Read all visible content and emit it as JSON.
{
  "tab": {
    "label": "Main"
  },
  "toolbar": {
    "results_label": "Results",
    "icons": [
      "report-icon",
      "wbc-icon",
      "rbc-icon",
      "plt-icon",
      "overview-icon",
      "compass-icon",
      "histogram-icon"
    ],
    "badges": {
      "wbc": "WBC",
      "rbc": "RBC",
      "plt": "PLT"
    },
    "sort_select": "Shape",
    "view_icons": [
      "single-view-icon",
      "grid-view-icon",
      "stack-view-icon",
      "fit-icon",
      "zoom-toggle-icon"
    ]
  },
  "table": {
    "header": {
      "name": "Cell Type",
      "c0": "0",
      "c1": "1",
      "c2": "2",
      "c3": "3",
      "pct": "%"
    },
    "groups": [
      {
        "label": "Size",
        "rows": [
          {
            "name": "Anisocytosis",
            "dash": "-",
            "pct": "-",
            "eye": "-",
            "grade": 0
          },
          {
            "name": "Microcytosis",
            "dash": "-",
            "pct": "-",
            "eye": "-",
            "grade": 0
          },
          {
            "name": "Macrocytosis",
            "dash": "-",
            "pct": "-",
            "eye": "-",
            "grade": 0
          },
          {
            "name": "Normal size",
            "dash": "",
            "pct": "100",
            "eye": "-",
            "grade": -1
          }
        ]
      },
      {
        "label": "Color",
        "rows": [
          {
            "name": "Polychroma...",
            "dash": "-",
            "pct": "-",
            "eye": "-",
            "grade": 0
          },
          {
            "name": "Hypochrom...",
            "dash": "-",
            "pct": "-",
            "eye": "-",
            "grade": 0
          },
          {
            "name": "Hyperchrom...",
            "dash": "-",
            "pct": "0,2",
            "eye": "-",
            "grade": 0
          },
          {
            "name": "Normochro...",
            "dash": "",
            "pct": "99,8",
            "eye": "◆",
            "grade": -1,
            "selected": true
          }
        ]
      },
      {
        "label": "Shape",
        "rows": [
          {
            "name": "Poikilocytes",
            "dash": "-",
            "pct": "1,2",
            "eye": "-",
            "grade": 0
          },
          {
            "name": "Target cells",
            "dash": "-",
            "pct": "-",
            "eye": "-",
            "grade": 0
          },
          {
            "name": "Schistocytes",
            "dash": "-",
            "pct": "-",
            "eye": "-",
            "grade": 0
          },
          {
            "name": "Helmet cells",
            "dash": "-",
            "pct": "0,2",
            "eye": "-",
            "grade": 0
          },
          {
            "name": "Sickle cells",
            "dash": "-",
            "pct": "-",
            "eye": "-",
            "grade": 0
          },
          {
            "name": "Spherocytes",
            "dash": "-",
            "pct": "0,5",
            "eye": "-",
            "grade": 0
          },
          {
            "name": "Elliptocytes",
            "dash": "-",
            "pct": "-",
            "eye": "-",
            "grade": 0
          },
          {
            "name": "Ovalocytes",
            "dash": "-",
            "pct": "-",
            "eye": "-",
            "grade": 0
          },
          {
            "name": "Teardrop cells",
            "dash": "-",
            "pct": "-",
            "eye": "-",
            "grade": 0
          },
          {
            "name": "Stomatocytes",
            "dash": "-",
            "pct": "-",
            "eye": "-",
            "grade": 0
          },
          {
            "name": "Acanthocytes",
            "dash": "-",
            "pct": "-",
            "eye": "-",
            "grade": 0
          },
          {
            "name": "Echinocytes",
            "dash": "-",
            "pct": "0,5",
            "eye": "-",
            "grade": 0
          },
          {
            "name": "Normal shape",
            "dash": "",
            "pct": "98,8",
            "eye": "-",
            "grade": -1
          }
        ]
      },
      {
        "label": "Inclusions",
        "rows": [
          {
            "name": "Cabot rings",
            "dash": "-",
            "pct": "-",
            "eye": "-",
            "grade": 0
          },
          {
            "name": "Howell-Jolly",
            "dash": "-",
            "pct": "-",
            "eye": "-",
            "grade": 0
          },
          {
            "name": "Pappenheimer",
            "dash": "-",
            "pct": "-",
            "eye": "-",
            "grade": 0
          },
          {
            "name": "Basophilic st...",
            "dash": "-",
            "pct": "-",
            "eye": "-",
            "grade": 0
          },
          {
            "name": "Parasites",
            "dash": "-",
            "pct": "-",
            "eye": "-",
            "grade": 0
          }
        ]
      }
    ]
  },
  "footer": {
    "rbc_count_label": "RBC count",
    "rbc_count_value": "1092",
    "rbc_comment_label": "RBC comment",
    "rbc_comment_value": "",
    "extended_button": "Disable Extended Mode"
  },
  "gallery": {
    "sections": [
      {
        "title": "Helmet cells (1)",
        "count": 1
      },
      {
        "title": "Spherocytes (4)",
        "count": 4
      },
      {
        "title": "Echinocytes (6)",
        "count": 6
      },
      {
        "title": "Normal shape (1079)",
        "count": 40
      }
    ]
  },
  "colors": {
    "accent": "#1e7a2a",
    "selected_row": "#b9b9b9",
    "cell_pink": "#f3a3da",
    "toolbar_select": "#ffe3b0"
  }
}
■ ■ ■ ■ ■
Required work
Output every record exactly as written, with nothing dropped.

Expected output
Read all visible content and emit it as JSON.
{
  "tab": {
    "label": "Main"
  },
  "toolbar": {
    "results_label": "Results",
    "icons": [
      "report-icon",
      "wbc-icon",
      "rbc-icon",
      "plt-icon",
      "overview-icon",
      "compass-icon",
      "histogram-icon"
    ],
    "badges": {
      "wbc": "WBC",
      "rbc": "RBC",
      "plt": "PLT"
    },
    "sort_select": "Shape",
    "view_icons": [
      "single-view-icon",
      "grid-view-icon",
      "stack-view-icon",
      "fit-icon",
      "zoom-toggle-icon"
    ]
  },
  "table": {
    "header": {
      "name": "Cell Type",
      "c0": "0",
      "c1": "1",
      "c2": "2",
      "c3": "3",
      "pct": "%"
    },
    "groups": [
      {
        "label": "Size",
        "rows": [
          {
            "name": "Anisocytosis",
            "dash": "-",
            "pct": "-",
            "eye": "-",
            "grade": 0
          },
          {
            "name": "Microcytosis",
            "dash": "-",
            "pct": "-",
            "eye": "-",
            "grade": 0
          },
          {
            "name": "Macrocytosis",
            "dash": "-",
            "pct": "-",
            "eye": "-",
            "grade": 0
          },
          {
            "name": "Normal size",
            "dash": "",
            "pct": "100",
            "eye": "-",
            "grade": -1
          }
        ]
      },
      {
        "label": "Color",
        "rows": [
          {
            "name": "Polychroma...",
            "dash": "-",
            "pct": "-",
            "eye": "-",
            "grade": 0
          },
          {
            "name": "Hypochrom...",
            "dash": "-",
            "pct": "-",
            "eye": "-",
            "grade": 0
          },
          {
            "name": "Hyperchrom...",
            "dash": "-",
            "pct": "0,2",
            "eye": "-",
            "grade": 0
          },
          {
            "name": "Normochro...",
            "dash": "",
            "pct": "99,8",
            "eye": "◆",
            "grade": -1,
            "selected": true
          }
        ]
      },
      {
        "label": "Shape",
        "rows": [
          {
            "name": "Poikilocytes",
            "dash": "-",
            "pct": "1,2",
            "eye": "-",
            "grade": 0
          },
          {
            "name": "Target cells",
            "dash": "-",
            "pct": "-",
            "eye": "-",
            "grade": 0
          },
          {
            "name": "Schistocytes",
            "dash": "-",
            "pct": "-",
            "eye": "-",
            "grade": 0
          },
          {
            "name": "Helmet cells",
            "dash": "-",
            "pct": "0,2",
            "eye": "-",
            "grade": 0
          },
          {
            "name": "Sickle cells",
            "dash": "-",
            "pct": "-",
            "eye": "-",
            "grade": 0
          },
          {
            "name": "Spherocytes",
            "dash": "-",
            "pct": "0,5",
            "eye": "-",
            "grade": 0
          },
          {
            "name": "Elliptocytes",
            "dash": "-",
            "pct": "-",
            "eye": "-",
            "grade": 0
          },
          {
            "name": "Ovalocytes",
            "dash": "-",
            "pct": "-",
            "eye": "-",
            "grade": 0
          },
          {
            "name": "Teardrop cells",
            "dash": "-",
            "pct": "-",
            "eye": "-",
            "grade": 0
          },
          {
            "name": "Stomatocytes",
            "dash": "-",
            "pct": "-",
            "eye": "-",
            "grade": 0
          },
          {
            "name": "Acanthocytes",
            "dash": "-",
            "pct": "-",
            "eye": "-",
            "grade": 0
          },
          {
            "name": "Echinocytes",
            "dash": "-",
            "pct": "0,5",
            "eye": "-",
            "grade": 0
          },
          {
            "name": "Normal shape",
            "dash": "",
            "pct": "98,8",
            "eye": "-",
            "grade": -1
          }
        ]
      },
      {
        "label": "Inclusions",
        "rows": [
          {
            "name": "Cabot rings",
            "dash": "-",
            "pct": "-",
            "eye": "-",
            "grade": 0
          },
          {
            "name": "Howell-Jolly",
            "dash": "-",
            "pct": "-",
            "eye": "-",
            "grade": 0
          },
          {
            "name": "Pappenheimer",
            "dash": "-",
            "pct": "-",
            "eye": "-",
            "grade": 0
          },
          {
            "name": "Basophilic st...",
            "dash": "-",
            "pct": "-",
            "eye": "-",
            "grade": 0
          },
          {
            "name": "Parasites",
            "dash": "-",
            "pct": "-",
            "eye": "-",
            "grade": 0
          }
        ]
      }
    ]
  },
  "footer": {
    "rbc_count_label": "RBC count",
    "rbc_count_value": "1092",
    "rbc_comment_label": "RBC comment",
    "rbc_comment_value": "",
    "extended_button": "Disable Extended Mode"
  },
  "gallery": {
    "sections": [
      {
        "title": "Helmet cells (1)",
        "count": 1
      },
      {
        "title": "Spherocytes (4)",
        "count": 4
      },
      {
        "title": "Echinocytes (6)",
        "count": 6
      },
      {
        "title": "Normal shape (1079)",
        "count": 40
      }
    ]
  },
  "colors": {
    "accent": "#1e7a2a",
    "selected_row": "#b9b9b9",
    "cell_pink": "#f3a3da",
    "toolbar_select": "#ffe3b0"
  }
}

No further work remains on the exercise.